• _What is being asked_: Send back the records in full, character for character.

[Saved data entries]
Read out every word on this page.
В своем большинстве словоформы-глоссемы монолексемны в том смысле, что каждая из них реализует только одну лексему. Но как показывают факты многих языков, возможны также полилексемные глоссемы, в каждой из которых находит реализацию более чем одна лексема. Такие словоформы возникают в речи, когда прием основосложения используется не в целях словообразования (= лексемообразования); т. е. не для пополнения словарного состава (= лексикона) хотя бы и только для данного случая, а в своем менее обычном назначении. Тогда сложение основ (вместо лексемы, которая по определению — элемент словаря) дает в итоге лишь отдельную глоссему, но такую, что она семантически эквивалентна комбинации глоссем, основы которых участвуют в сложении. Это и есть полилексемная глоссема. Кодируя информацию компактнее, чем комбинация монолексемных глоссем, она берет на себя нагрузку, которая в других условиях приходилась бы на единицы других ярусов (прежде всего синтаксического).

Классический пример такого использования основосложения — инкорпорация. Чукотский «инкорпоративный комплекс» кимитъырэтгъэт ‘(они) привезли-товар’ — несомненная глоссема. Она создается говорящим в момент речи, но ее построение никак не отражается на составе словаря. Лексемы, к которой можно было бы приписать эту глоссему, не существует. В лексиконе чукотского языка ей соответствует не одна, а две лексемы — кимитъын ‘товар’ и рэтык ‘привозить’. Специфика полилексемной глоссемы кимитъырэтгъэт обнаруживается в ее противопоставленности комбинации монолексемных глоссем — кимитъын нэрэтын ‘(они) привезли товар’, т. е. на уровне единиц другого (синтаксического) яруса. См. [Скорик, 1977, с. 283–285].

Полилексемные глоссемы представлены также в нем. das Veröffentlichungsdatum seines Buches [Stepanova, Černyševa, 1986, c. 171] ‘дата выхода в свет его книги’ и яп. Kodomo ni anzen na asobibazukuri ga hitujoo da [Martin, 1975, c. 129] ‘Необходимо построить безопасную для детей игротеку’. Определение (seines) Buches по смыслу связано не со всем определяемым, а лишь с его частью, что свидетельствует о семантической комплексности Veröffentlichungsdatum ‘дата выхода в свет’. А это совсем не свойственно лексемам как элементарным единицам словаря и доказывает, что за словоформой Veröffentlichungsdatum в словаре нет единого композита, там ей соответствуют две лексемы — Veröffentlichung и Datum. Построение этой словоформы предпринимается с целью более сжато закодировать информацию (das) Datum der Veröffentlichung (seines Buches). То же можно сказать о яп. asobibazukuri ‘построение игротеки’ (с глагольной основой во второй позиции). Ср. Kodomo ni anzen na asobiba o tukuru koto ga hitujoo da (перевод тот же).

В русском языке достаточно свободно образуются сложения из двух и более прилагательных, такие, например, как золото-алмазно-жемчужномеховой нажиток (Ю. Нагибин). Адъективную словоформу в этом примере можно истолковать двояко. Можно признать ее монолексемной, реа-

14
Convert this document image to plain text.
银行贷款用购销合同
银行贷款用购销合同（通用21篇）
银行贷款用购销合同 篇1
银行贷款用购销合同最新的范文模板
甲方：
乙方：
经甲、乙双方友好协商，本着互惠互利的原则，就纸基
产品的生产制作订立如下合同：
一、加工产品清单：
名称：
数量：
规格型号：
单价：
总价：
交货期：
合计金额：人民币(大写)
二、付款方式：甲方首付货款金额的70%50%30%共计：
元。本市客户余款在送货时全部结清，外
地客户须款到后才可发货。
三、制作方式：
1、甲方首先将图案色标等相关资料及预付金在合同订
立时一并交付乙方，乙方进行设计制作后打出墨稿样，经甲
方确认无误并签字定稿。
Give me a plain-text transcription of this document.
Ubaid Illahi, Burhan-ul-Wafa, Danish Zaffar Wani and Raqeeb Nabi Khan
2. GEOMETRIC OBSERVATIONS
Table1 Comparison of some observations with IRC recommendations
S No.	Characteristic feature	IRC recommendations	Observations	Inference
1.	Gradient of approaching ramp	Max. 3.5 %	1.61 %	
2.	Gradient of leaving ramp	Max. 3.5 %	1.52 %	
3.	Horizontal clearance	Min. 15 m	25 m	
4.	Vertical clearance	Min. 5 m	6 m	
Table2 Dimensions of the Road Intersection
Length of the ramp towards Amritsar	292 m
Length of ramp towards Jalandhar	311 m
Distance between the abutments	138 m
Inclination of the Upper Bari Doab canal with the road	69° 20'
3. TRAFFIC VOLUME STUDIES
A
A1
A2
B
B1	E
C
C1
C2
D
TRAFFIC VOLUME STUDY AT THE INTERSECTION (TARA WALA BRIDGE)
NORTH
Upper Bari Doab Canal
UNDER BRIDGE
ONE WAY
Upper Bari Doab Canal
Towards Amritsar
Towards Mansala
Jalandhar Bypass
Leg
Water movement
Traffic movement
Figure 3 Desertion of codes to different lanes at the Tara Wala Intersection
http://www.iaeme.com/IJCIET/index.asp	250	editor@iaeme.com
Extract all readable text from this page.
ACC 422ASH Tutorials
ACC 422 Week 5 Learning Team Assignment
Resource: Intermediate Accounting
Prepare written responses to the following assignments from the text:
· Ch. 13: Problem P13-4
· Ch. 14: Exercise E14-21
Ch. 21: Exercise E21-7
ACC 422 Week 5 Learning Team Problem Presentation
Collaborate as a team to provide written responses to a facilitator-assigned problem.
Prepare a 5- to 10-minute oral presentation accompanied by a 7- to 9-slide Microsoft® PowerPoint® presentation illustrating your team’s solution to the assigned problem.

• _The result_:
Read out every word on this page.
В своем большинстве словоформы-глоссемы монолексемны в том смысле, что каждая из них реализует только одну лексему. Но как показывают факты многих языков, возможны также полилексемные глоссемы, в каждой из которых находит реализацию более чем одна лексема. Такие словоформы возникают в речи, когда прием основосложения используется не в целях словообразования (= лексемообразования); т. е. не для пополнения словарного состава (= лексикона) хотя бы и только для данного случая, а в своем менее обычном назначении. Тогда сложение основ (вместо лексемы, которая по определению — элемент словаря) дает в итоге лишь отдельную глоссему, но такую, что она семантически эквивалентна комбинации глоссем, основы которых участвуют в сложении. Это и есть полилексемная глоссема. Кодируя информацию компактнее, чем комбинация монолексемных глоссем, она берет на себя нагрузку, которая в других условиях приходилась бы на единицы других ярусов (прежде всего синтаксического).

Классический пример такого использования основосложения — инкорпорация. Чукотский «инкорпоративный комплекс» кимитъырэтгъэт ‘(они) привезли-товар’ — несомненная глоссема. Она создается говорящим в момент речи, но ее построение никак не отражается на составе словаря. Лексемы, к которой можно было бы приписать эту глоссему, не существует. В лексиконе чукотского языка ей соответствует не одна, а две лексемы — кимитъын ‘товар’ и рэтык ‘привозить’. Специфика полилексемной глоссемы кимитъырэтгъэт обнаруживается в ее противопоставленности комбинации монолексемных глоссем — кимитъын нэрэтын ‘(они) привезли товар’, т. е. на уровне единиц другого (синтаксического) яруса. См. [Скорик, 1977, с. 283–285].

Полилексемные глоссемы представлены также в нем. das Veröffentlichungsdatum seines Buches [Stepanova, Černyševa, 1986, c. 171] ‘дата выхода в свет его книги’ и яп. Kodomo ni anzen na asobibazukuri ga hitujoo da [Martin, 1975, c. 129] ‘Необходимо построить безопасную для детей игротеку’. Определение (seines) Buches по смыслу связано не со всем определяемым, а лишь с его частью, что свидетельствует о семантической комплексности Veröffentlichungsdatum ‘дата выхода в свет’. А это совсем не свойственно лексемам как элементарным единицам словаря и доказывает, что за словоформой Veröffentlichungsdatum в словаре нет единого композита, там ей соответствуют две лексемы — Veröffentlichung и Datum. Построение этой словоформы предпринимается с целью более сжато закодировать информацию (das) Datum der Veröffentlichung (seines Buches). То же можно сказать о яп. asobibazukuri ‘построение игротеки’ (с глагольной основой во второй позиции). Ср. Kodomo ni anzen na asobiba o tukuru koto ga hitujoo da (перевод тот же).

В русском языке достаточно свободно образуются сложения из двух и более прилагательных, такие, например, как золото-алмазно-жемчужномеховой нажиток (Ю. Нагибин). Адъективную словоформу в этом примере можно истолковать двояко. Можно признать ее монолексемной, реа-

14
Convert this document image to plain text.
银行贷款用购销合同
银行贷款用购销合同（通用21篇）
银行贷款用购销合同 篇1
银行贷款用购销合同最新的范文模板
甲方：
乙方：
经甲、乙双方友好协商，本着互惠互利的原则，就纸基
产品的生产制作订立如下合同：
一、加工产品清单：
名称：
数量：
规格型号：
单价：
总价：
交货期：
合计金额：人民币(大写)
二、付款方式：甲方首付货款金额的70%50%30%共计：
元。本市客户余款在送货时全部结清，外
地客户须款到后才可发货。
三、制作方式：
1、甲方首先将图案色标等相关资料及预付金在合同订
立时一并交付乙方，乙方进行设计制作后打出墨稿样，经甲
方确认无误并签字定稿。
Give me a plain-text transcription of this document.
Ubaid Illahi, Burhan-ul-Wafa, Danish Zaffar Wani and Raqeeb Nabi Khan
2. GEOMETRIC OBSERVATIONS
Table1 Comparison of some observations with IRC recommendations
S No.	Characteristic feature	IRC recommendations	Observations	Inference
1.	Gradient of approaching ramp	Max. 3.5 %	1.61 %	
2.	Gradient of leaving ramp	Max. 3.5 %	1.52 %	
3.	Horizontal clearance	Min. 15 m	25 m	
4.	Vertical clearance	Min. 5 m	6 m	
Table2 Dimensions of the Road Intersection
Length of the ramp towards Amritsar	292 m
Length of ramp towards Jalandhar	311 m
Distance between the abutments	138 m
Inclination of the Upper Bari Doab canal with the road	69° 20'
3. TRAFFIC VOLUME STUDIES
A
A1
A2
B
B1	E
C
C1
C2
D
TRAFFIC VOLUME STUDY AT THE INTERSECTION (TARA WALA BRIDGE)
NORTH
Upper Bari Doab Canal
UNDER BRIDGE
ONE WAY
Upper Bari Doab Canal
Towards Amritsar
Towards Mansala
Jalandhar Bypass
Leg
Water movement
Traffic movement
Figure 3 Desertion of codes to different lanes at the Tara Wala Intersection
http://www.iaeme.com/IJCIET/index.asp	250	editor@iaeme.com
Extract all readable text from this page.
ACC 422ASH Tutorials
ACC 422 Week 5 Learning Team Assignment
Resource: Intermediate Accounting
Prepare written responses to the following assignments from the text:
· Ch. 13: Problem P13-4
· Ch. 14: Exercise E14-21
Ch. 21: Exercise E21-7
ACC 422 Week 5 Learning Team Problem Presentation
Collaborate as a team to provide written responses to a facilitator-assigned problem.
Prepare a 5- to 10-minute oral presentation accompanied by a 7- to 9-slide Microsoft® PowerPoint® presentation illustrating your team’s solution to the assigned problem.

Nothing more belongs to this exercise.